**Goal of the exercise:** Repeat each entry in full, exactly.

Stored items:
——
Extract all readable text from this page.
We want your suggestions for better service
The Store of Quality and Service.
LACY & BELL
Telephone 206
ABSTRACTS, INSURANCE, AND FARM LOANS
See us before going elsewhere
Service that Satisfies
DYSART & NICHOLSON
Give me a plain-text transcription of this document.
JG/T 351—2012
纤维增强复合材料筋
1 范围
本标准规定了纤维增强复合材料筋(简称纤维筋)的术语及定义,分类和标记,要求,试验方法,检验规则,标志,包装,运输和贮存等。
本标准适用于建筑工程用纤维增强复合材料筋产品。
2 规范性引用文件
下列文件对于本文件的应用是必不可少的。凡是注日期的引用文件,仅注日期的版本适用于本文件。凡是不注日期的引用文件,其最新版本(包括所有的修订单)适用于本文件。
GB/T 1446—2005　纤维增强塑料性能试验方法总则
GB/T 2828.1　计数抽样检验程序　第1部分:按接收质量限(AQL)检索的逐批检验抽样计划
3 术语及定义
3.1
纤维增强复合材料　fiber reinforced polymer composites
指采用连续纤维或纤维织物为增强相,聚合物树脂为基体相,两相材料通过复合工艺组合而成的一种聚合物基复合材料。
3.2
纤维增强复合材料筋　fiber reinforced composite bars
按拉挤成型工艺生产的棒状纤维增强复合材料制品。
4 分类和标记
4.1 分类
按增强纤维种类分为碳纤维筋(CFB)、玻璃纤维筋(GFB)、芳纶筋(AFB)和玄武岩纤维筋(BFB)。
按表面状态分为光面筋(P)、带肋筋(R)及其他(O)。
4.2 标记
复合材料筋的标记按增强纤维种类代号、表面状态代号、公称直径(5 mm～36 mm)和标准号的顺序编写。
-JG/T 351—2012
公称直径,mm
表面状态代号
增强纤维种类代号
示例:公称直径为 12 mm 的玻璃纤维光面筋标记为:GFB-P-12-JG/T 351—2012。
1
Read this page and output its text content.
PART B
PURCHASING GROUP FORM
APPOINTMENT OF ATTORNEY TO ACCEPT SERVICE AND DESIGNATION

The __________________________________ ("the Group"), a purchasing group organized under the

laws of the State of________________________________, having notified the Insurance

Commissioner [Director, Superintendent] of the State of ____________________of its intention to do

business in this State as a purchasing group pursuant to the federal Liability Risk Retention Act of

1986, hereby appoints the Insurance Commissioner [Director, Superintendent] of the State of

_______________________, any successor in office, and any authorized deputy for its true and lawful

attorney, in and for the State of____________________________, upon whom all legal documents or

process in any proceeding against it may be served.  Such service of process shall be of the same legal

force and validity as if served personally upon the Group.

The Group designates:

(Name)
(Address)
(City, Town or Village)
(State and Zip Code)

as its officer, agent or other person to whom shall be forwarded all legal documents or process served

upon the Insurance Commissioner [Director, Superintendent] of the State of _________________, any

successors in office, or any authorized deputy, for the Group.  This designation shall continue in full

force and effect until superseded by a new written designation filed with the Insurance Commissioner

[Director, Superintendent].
——
**Problem solution:**
Extract all readable text from this page.
We want your suggestions for better service
The Store of Quality and Service.
LACY & BELL
Telephone 206
ABSTRACTS, INSURANCE, AND FARM LOANS
See us before going elsewhere
Service that Satisfies
DYSART & NICHOLSON
Give me a plain-text transcription of this document.
JG/T 351—2012
纤维增强复合材料筋
1 范围
本标准规定了纤维增强复合材料筋(简称纤维筋)的术语及定义,分类和标记,要求,试验方法,检验规则,标志,包装,运输和贮存等。
本标准适用于建筑工程用纤维增强复合材料筋产品。
2 规范性引用文件
下列文件对于本文件的应用是必不可少的。凡是注日期的引用文件,仅注日期的版本适用于本文件。凡是不注日期的引用文件,其最新版本(包括所有的修订单)适用于本文件。
GB/T 1446—2005　纤维增强塑料性能试验方法总则
GB/T 2828.1　计数抽样检验程序　第1部分:按接收质量限(AQL)检索的逐批检验抽样计划
3 术语及定义
3.1
纤维增强复合材料　fiber reinforced polymer composites
指采用连续纤维或纤维织物为增强相,聚合物树脂为基体相,两相材料通过复合工艺组合而成的一种聚合物基复合材料。
3.2
纤维增强复合材料筋　fiber reinforced composite bars
按拉挤成型工艺生产的棒状纤维增强复合材料制品。
4 分类和标记
4.1 分类
按增强纤维种类分为碳纤维筋(CFB)、玻璃纤维筋(GFB)、芳纶筋(AFB)和玄武岩纤维筋(BFB)。
按表面状态分为光面筋(P)、带肋筋(R)及其他(O)。
4.2 标记
复合材料筋的标记按增强纤维种类代号、表面状态代号、公称直径(5 mm～36 mm)和标准号的顺序编写。
-JG/T 351—2012
公称直径,mm
表面状态代号
增强纤维种类代号
示例:公称直径为 12 mm 的玻璃纤维光面筋标记为:GFB-P-12-JG/T 351—2012。
1
Read this page and output its text content.
PART B
PURCHASING GROUP FORM
APPOINTMENT OF ATTORNEY TO ACCEPT SERVICE AND DESIGNATION

The __________________________________ ("the Group"), a purchasing group organized under the

laws of the State of________________________________, having notified the Insurance

Commissioner [Director, Superintendent] of the State of ____________________of its intention to do

business in this State as a purchasing group pursuant to the federal Liability Risk Retention Act of

1986, hereby appoints the Insurance Commissioner [Director, Superintendent] of the State of

_______________________, any successor in office, and any authorized deputy for its true and lawful

attorney, in and for the State of____________________________, upon whom all legal documents or

process in any proceeding against it may be served.  Such service of process shall be of the same legal

force and validity as if served personally upon the Group.

The Group designates:

(Name)
(Address)
(City, Town or Village)
(State and Zip Code)

as its officer, agent or other person to whom shall be forwarded all legal documents or process served

upon the Insurance Commissioner [Director, Superintendent] of the State of _________________, any

successors in office, or any authorized deputy, for the Group.  This designation shall continue in full

force and effect until superseded by a new written designation filed with the Insurance Commissioner

[Director, Superintendent].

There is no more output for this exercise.